Layout region records
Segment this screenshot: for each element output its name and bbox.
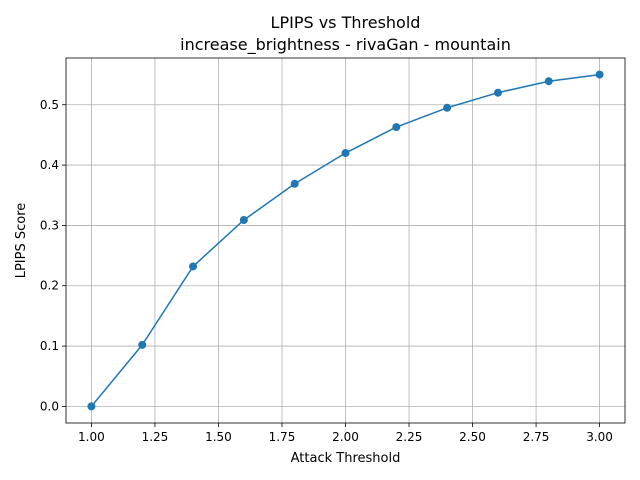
data-point (443, 103, 452, 112)
data-point (544, 77, 553, 86)
y-tick-label: 0.1 (40, 339, 59, 353)
x-tick-label: 2.50 (459, 430, 486, 444)
x-tick-label: 1.50 (205, 430, 232, 444)
x-tick-label: 1.25 (142, 430, 169, 444)
y-axis-label: LPIPS Score (14, 203, 29, 279)
data-point (290, 179, 299, 188)
y-tick-label: 0.0 (40, 399, 59, 413)
data-point (392, 123, 401, 132)
x-tick-label: 3.00 (586, 430, 613, 444)
data-point (493, 88, 502, 97)
chart-title: LPIPS vs Threshold (271, 13, 421, 32)
x-tick-label: 2.00 (332, 430, 359, 444)
x-tick-label: 2.75 (523, 430, 550, 444)
chart-subtitle: increase_brightness - rivaGan - mountain (180, 35, 511, 55)
y-tick-label: 0.3 (40, 218, 59, 232)
data-point (138, 340, 147, 349)
y-tick-label: 0.4 (40, 158, 59, 172)
grid (66, 58, 625, 423)
x-tick-label: 1.00 (78, 430, 105, 444)
data-point (189, 262, 198, 271)
y-tick-label: 0.2 (40, 279, 59, 293)
data-point (341, 149, 350, 158)
x-axis-label: Attack Threshold (291, 451, 401, 466)
data-point (87, 402, 96, 411)
data-series (87, 70, 604, 411)
axes: 1.00 1.25 1.50 1.75 2.00 2.25 2.50 2.75 3.00 0.0 0… (40, 57, 626, 444)
x-tick-label: 1.75 (269, 430, 296, 444)
data-point (595, 70, 604, 79)
data-point (239, 215, 248, 224)
y-tick-label: 0.5 (40, 98, 59, 112)
x-tick-label: 2.25 (396, 430, 423, 444)
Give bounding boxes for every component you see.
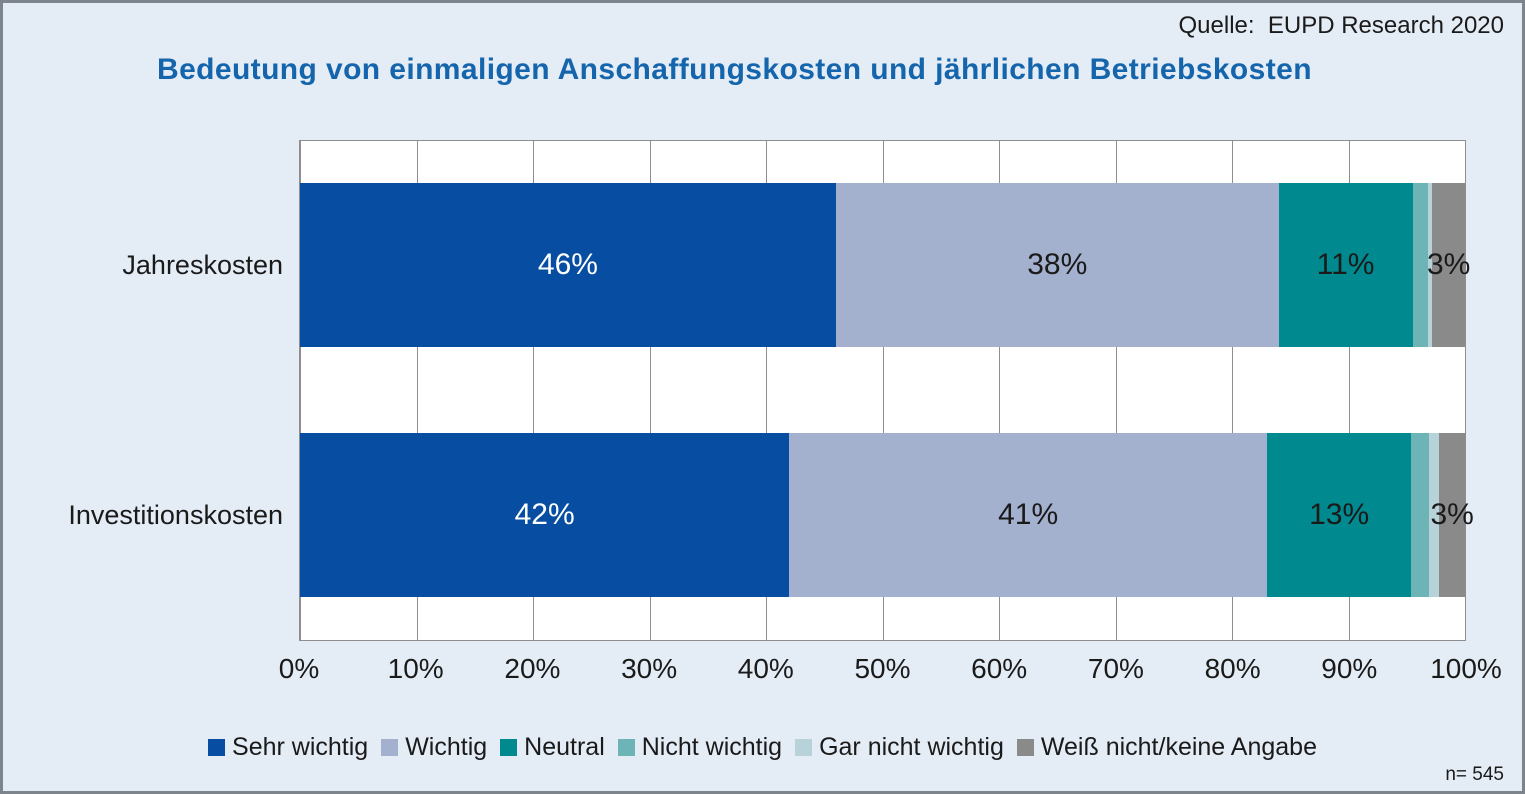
sample-size-note: n= 545 xyxy=(1445,764,1504,785)
gridline xyxy=(882,141,884,640)
gridline xyxy=(999,141,1000,640)
bar-segment-sehr-wichtig: 46% xyxy=(300,183,836,347)
legend-label: Weiß nicht/keine Angabe xyxy=(1040,733,1317,761)
legend-label: Nicht wichtig xyxy=(641,733,783,761)
gridline xyxy=(1348,141,1350,640)
x-tick-label: 70% xyxy=(1087,653,1144,684)
gridline xyxy=(416,141,418,640)
gridline xyxy=(766,141,767,640)
legend-label: Neutral xyxy=(524,733,605,761)
gridline xyxy=(649,141,651,640)
x-tick-label: 80% xyxy=(1204,653,1261,684)
gridline xyxy=(1232,141,1233,640)
bar-row-jahreskosten: 46% 38% 11% 3% xyxy=(300,183,1470,347)
data-label: 3% xyxy=(1426,248,1471,281)
bar-segment-nicht-wichtig xyxy=(1412,183,1428,347)
gridline xyxy=(1115,141,1117,640)
legend-label: Sehr wichtig xyxy=(232,733,369,761)
bar-segment-wichtig: 38% xyxy=(835,183,1279,347)
plot-area: 46% 38% 11% 3% 42% 41% 13% 3% xyxy=(299,140,1474,641)
x-tick-label: 100% xyxy=(1430,653,1502,684)
data-label: 3% xyxy=(1430,498,1474,531)
bar-segment-wei-nicht-keine-angabe: 3% xyxy=(1430,433,1474,597)
x-tick-label: 60% xyxy=(971,653,1028,684)
legend-swatch xyxy=(795,739,813,756)
source-text: Quelle: EUPD Research 2020 xyxy=(1178,12,1505,39)
bar-segment-nicht-wichtig xyxy=(1411,433,1429,597)
gridline xyxy=(300,141,301,640)
data-label: 11% xyxy=(1316,248,1375,281)
legend-item: Wichtig xyxy=(381,733,487,762)
data-label: 38% xyxy=(1027,248,1088,281)
legend-swatch xyxy=(617,739,635,756)
category-label: Jahreskosten xyxy=(122,250,283,280)
gridline xyxy=(533,141,534,640)
bar-segment-neutral: 13% xyxy=(1266,433,1412,597)
gridline xyxy=(1465,141,1466,640)
legend-swatch xyxy=(208,739,226,756)
legend-item: Gar nicht wichtig xyxy=(795,733,1004,762)
x-tick-label: 30% xyxy=(621,653,678,684)
legend-label: Gar nicht wichtig xyxy=(819,733,1004,761)
data-label: 42% xyxy=(514,498,575,531)
bar-segment-gar-nicht-wichtig xyxy=(1427,183,1433,347)
bar-segment-sehr-wichtig: 42% xyxy=(300,433,790,597)
category-label: Investitionskosten xyxy=(68,500,283,530)
bar-segment-gar-nicht-wichtig xyxy=(1428,433,1440,597)
legend-item: Neutral xyxy=(500,733,605,762)
bar-segment-neutral: 11% xyxy=(1278,183,1413,347)
data-label: 41% xyxy=(998,498,1059,531)
x-axis-ticks: 0% 10% 20% 30% 40% 50% 60% 70% 80% 90% 100% xyxy=(279,653,1502,689)
legend-item: Weiß nicht/keine Angabe xyxy=(1016,733,1317,762)
x-tick-label: 20% xyxy=(504,653,561,684)
bar-segment-wei-nicht-keine-angabe: 3% xyxy=(1427,183,1470,347)
legend-label: Wichtig xyxy=(405,733,488,761)
legend-swatch xyxy=(500,739,518,756)
data-label: 46% xyxy=(537,248,598,281)
x-tick-label: 90% xyxy=(1321,653,1378,684)
legend-swatch xyxy=(1016,739,1034,756)
legend-item: Nicht wichtig xyxy=(617,733,783,762)
legend-item: Sehr wichtig xyxy=(208,733,368,762)
x-tick-label: 10% xyxy=(387,653,444,684)
bar-segment-wichtig: 41% xyxy=(789,433,1267,597)
legend: Sehr wichtig Wichtig Neutral Nicht wichtig G… xyxy=(3,733,1522,762)
chart-title: Bedeutung von einmaligen Anschaffungskos… xyxy=(157,53,1312,86)
legend-swatch xyxy=(381,739,399,756)
x-tick-label: 50% xyxy=(854,653,911,684)
x-tick-label: 0% xyxy=(278,653,320,684)
bar-row-investitionskosten: 42% 41% 13% 3% xyxy=(300,433,1474,597)
data-label: 13% xyxy=(1309,498,1370,531)
x-tick-label: 40% xyxy=(737,653,794,684)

— Aim —
Set out all the lines above as a numbered list, skipping any blank lines and leaving out the pictures.

— Written response —
1. Segment this screenshot: for each element output its name and bbox.
2. data-point (443, 103, 452, 112)
3. data-point (544, 77, 553, 86)
4. y-tick-label: 0.1 (40, 339, 59, 353)
5. x-tick-label: 2.50 (459, 430, 486, 444)
6. x-tick-label: 1.50 (205, 430, 232, 444)
7. x-tick-label: 1.25 (142, 430, 169, 444)
8. y-axis-label: LPIPS Score (14, 203, 29, 279)
9. data-point (290, 179, 299, 188)
10. y-tick-label: 0.0 (40, 399, 59, 413)
11. data-point (392, 123, 401, 132)
12. x-tick-label: 3.00 (586, 430, 613, 444)
13. data-point (493, 88, 502, 97)
14. chart-title: LPIPS vs Threshold (271, 13, 421, 32)
15. x-tick-label: 2.00 (332, 430, 359, 444)
16. x-tick-label: 2.75 (523, 430, 550, 444)
17. chart-subtitle: increase_brightness - rivaGan - mountain (180, 35, 511, 55)
18. y-tick-label: 0.3 (40, 218, 59, 232)
19. data-point (138, 340, 147, 349)
20. y-tick-label: 0.4 (40, 158, 59, 172)
21. grid (66, 58, 625, 423)
22. x-tick-label: 1.00 (78, 430, 105, 444)
23. data-point (189, 262, 198, 271)
24. y-tick-label: 0.2 (40, 279, 59, 293)
25. data-point (341, 149, 350, 158)
26. x-axis-label: Attack Threshold (291, 451, 401, 466)
27. data-point (87, 402, 96, 411)
28. data-series (87, 70, 604, 411)
29. axes: 1.00 1.25 1.50 1.75 2.00 2.25 2.50 2.75 3.00 0.0 0… (40, 57, 626, 444)
30. x-tick-label: 1.75 (269, 430, 296, 444)
31. data-point (595, 70, 604, 79)
32. data-point (239, 215, 248, 224)
33. y-tick-label: 0.5 (40, 98, 59, 112)
34. x-tick-label: 2.25 (396, 430, 423, 444)
35. Give bounding boxes for every component you see.
36. sample-size-note: n= 545 xyxy=(1445,764,1504,785)
37. gridline xyxy=(882,141,884,640)
38. gridline xyxy=(999,141,1000,640)
39. bar-segment-sehr-wichtig: 46% xyxy=(300,183,836,347)
40. legend-label: Weiß nicht/keine Angabe xyxy=(1040,733,1317,761)
41. legend-label: Nicht wichtig xyxy=(641,733,783,761)
42. gridline xyxy=(1348,141,1350,640)
43. x-tick-label: 70% xyxy=(1087,653,1144,684)
44. gridline xyxy=(416,141,418,640)
45. gridline xyxy=(766,141,767,640)
46. legend-label: Neutral xyxy=(524,733,605,761)
47. gridline xyxy=(649,141,651,640)
48. x-tick-label: 80% xyxy=(1204,653,1261,684)
49. gridline xyxy=(1232,141,1233,640)
50. bar-row-jahreskosten: 46% 38% 11% 3% xyxy=(300,183,1470,347)
51. data-label: 3% xyxy=(1426,248,1471,281)
52. bar-segment-nicht-wichtig xyxy=(1412,183,1428,347)
53. gridline xyxy=(1115,141,1117,640)
54. legend-label: Sehr wichtig xyxy=(232,733,369,761)
55. bar-segment-wichtig: 38% xyxy=(835,183,1279,347)
56. plot-area: 46% 38% 11% 3% 42% 41% 13% 3% xyxy=(299,140,1474,641)
57. x-tick-label: 100% xyxy=(1430,653,1502,684)
58. data-label: 3% xyxy=(1430,498,1474,531)
59. bar-segment-wei-nicht-keine-angabe: 3% xyxy=(1430,433,1474,597)
60. x-tick-label: 60% xyxy=(971,653,1028,684)
61. legend-swatch xyxy=(795,739,813,756)
62. source-text: Quelle: EUPD Research 2020 xyxy=(1178,12,1505,39)
63. bar-segment-nicht-wichtig xyxy=(1411,433,1429,597)
64. gridline xyxy=(300,141,301,640)
65. data-label: 11% xyxy=(1316,248,1375,281)
66. legend-item: Wichtig xyxy=(381,733,487,762)
67. data-label: 38% xyxy=(1027,248,1088,281)
68. legend-swatch xyxy=(617,739,635,756)
69. category-label: Jahreskosten xyxy=(122,250,283,280)
70. gridline xyxy=(533,141,534,640)
71. bar-segment-neutral: 13% xyxy=(1266,433,1412,597)
72. gridline xyxy=(1465,141,1466,640)
73. legend-swatch xyxy=(208,739,226,756)
74. legend-item: Gar nicht wichtig xyxy=(795,733,1004,762)
75. x-tick-label: 30% xyxy=(621,653,678,684)
76. legend-label: Gar nicht wichtig xyxy=(819,733,1004,761)
77. data-label: 42% xyxy=(514,498,575,531)
78. bar-segment-gar-nicht-wichtig xyxy=(1427,183,1433,347)
79. bar-segment-sehr-wichtig: 42% xyxy=(300,433,790,597)
80. category-label: Investitionskosten xyxy=(68,500,283,530)
81. bar-segment-gar-nicht-wichtig xyxy=(1428,433,1440,597)
82. legend-item: Neutral xyxy=(500,733,605,762)
83. bar-segment-neutral: 11% xyxy=(1278,183,1413,347)
84. data-label: 41% xyxy=(998,498,1059,531)
85. x-axis-ticks: 0% 10% 20% 30% 40% 50% 60% 70% 80% 90% 100% xyxy=(279,653,1502,689)
86. legend-item: Weiß nicht/keine Angabe xyxy=(1016,733,1317,762)
87. x-tick-label: 20% xyxy=(504,653,561,684)
88. bar-segment-wei-nicht-keine-angabe: 3% xyxy=(1427,183,1470,347)
89. legend-label: Wichtig xyxy=(405,733,488,761)
90. legend-swatch xyxy=(500,739,518,756)
91. data-label: 46% xyxy=(537,248,598,281)
92. x-tick-label: 90% xyxy=(1321,653,1378,684)
93. legend-swatch xyxy=(1016,739,1034,756)
94. legend-item: Nicht wichtig xyxy=(617,733,783,762)
95. legend-item: Sehr wichtig xyxy=(208,733,368,762)
96. x-tick-label: 10% xyxy=(387,653,444,684)
97. bar-segment-wichtig: 41% xyxy=(789,433,1267,597)
98. legend: Sehr wichtig Wichtig Neutral Nicht wichtig G… xyxy=(3,733,1522,762)
99. chart-title: Bedeutung von einmaligen Anschaffungskos… xyxy=(157,53,1312,86)
100. legend-swatch xyxy=(381,739,399,756)
101. x-tick-label: 50% xyxy=(854,653,911,684)
102. x-tick-label: 0% xyxy=(278,653,320,684)
103. bar-row-investitionskosten: 42% 41% 13% 3% xyxy=(300,433,1474,597)
104. data-label: 13% xyxy=(1309,498,1370,531)
105. x-tick-label: 40% xyxy=(737,653,794,684)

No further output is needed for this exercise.